• _Information given_:

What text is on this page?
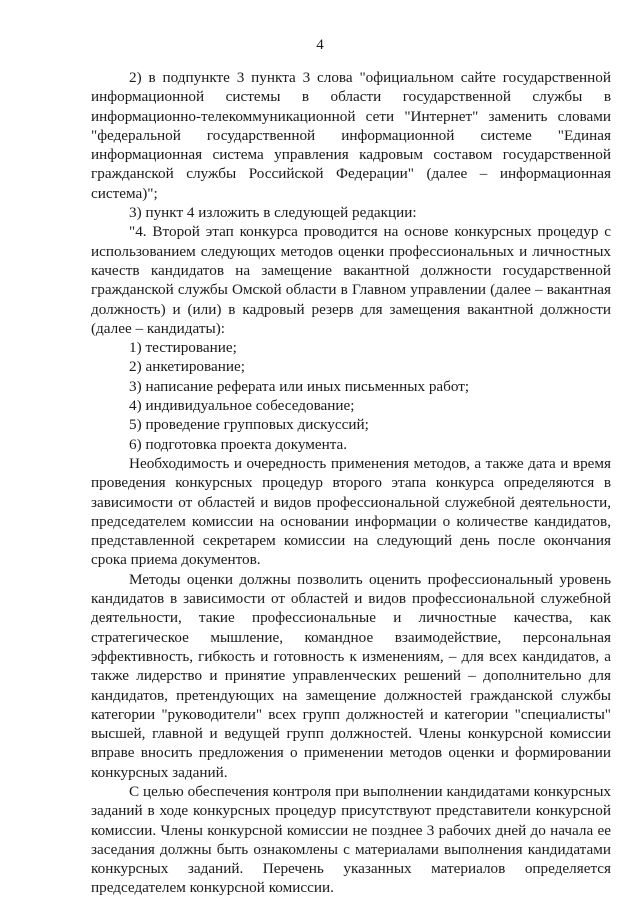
4

2) в подпункте 3 пункта 3 слова "официальном сайте государственной информационной системы в области государственной службы в информационно-телекоммуникационной сети "Интернет" заменить словами "федеральной государственной информационной системе "Единая информационная система управления кадровым составом государственной гражданской службы Российской Федерации" (далее – информационная система)";

3) пункт 4 изложить в следующей редакции:

"4. Второй этап конкурса проводится на основе конкурсных процедур с использованием следующих методов оценки профессиональных и личностных качеств кандидатов на замещение вакантной должности государственной гражданской службы Омской области в Главном управлении (далее – вакантная должность) и (или) в кадровый резерв для замещения вакантной должности (далее – кандидаты):

1) тестирование;

2) анкетирование;

3) написание реферата или иных письменных работ;

4) индивидуальное собеседование;

5) проведение групповых дискуссий;

6) подготовка проекта документа.

Необходимость и очередность применения методов, а также дата и время проведения конкурсных процедур второго этапа конкурса определяются в зависимости от областей и видов профессиональной служебной деятельности, председателем комиссии на основании информации о количестве кандидатов, представленной секретарем комиссии на следующий день после окончания срока приема документов.

Методы оценки должны позволить оценить профессиональный уровень кандидатов в зависимости от областей и видов профессиональной служебной деятельности, такие профессиональные и личностные качества, как стратегическое мышление, командное взаимодействие, персональная эффективность, гибкость и готовность к изменениям, – для всех кандидатов, а также лидерство и принятие управленческих решений – дополнительно для кандидатов, претендующих на замещение должностей гражданской службы категории "руководители" всех групп должностей и категории "специалисты" высшей, главной и ведущей групп должностей. Члены конкурсной комиссии вправе вносить предложения о применении методов оценки и формировании конкурсных заданий.

С целью обеспечения контроля при выполнении кандидатами конкурсных заданий в ходе конкурсных процедур присутствуют представители конкурсной комиссии. Члены конкурсной комиссии не позднее 3 рабочих дней до начала ее заседания должны быть ознакомлены с материалами выполнения кандидатами конкурсных заданий. Перечень указанных материалов определяется председателем конкурсной комиссии.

• _Instructions for the task_:
Write out the entries above verbatim; the pictures do not belong in your copy.

• _Solution to the exercise_:
What text is on this page?
4

2) в подпункте 3 пункта 3 слова "официальном сайте государственной информационной системы в области государственной службы в информационно-телекоммуникационной сети "Интернет" заменить словами "федеральной государственной информационной системе "Единая информационная система управления кадровым составом государственной гражданской службы Российской Федерации" (далее – информационная система)";

3) пункт 4 изложить в следующей редакции:

"4. Второй этап конкурса проводится на основе конкурсных процедур с использованием следующих методов оценки профессиональных и личностных качеств кандидатов на замещение вакантной должности государственной гражданской службы Омской области в Главном управлении (далее – вакантная должность) и (или) в кадровый резерв для замещения вакантной должности (далее – кандидаты):

1) тестирование;

2) анкетирование;

3) написание реферата или иных письменных работ;

4) индивидуальное собеседование;

5) проведение групповых дискуссий;

6) подготовка проекта документа.

Необходимость и очередность применения методов, а также дата и время проведения конкурсных процедур второго этапа конкурса определяются в зависимости от областей и видов профессиональной служебной деятельности, председателем комиссии на основании информации о количестве кандидатов, представленной секретарем комиссии на следующий день после окончания срока приема документов.

Методы оценки должны позволить оценить профессиональный уровень кандидатов в зависимости от областей и видов профессиональной служебной деятельности, такие профессиональные и личностные качества, как стратегическое мышление, командное взаимодействие, персональная эффективность, гибкость и готовность к изменениям, – для всех кандидатов, а также лидерство и принятие управленческих решений – дополнительно для кандидатов, претендующих на замещение должностей гражданской службы категории "руководители" всех групп должностей и категории "специалисты" высшей, главной и ведущей групп должностей. Члены конкурсной комиссии вправе вносить предложения о применении методов оценки и формировании конкурсных заданий.

С целью обеспечения контроля при выполнении кандидатами конкурсных заданий в ходе конкурсных процедур присутствуют представители конкурсной комиссии. Члены конкурсной комиссии не позднее 3 рабочих дней до начала ее заседания должны быть ознакомлены с материалами выполнения кандидатами конкурсных заданий. Перечень указанных материалов определяется председателем конкурсной комиссии.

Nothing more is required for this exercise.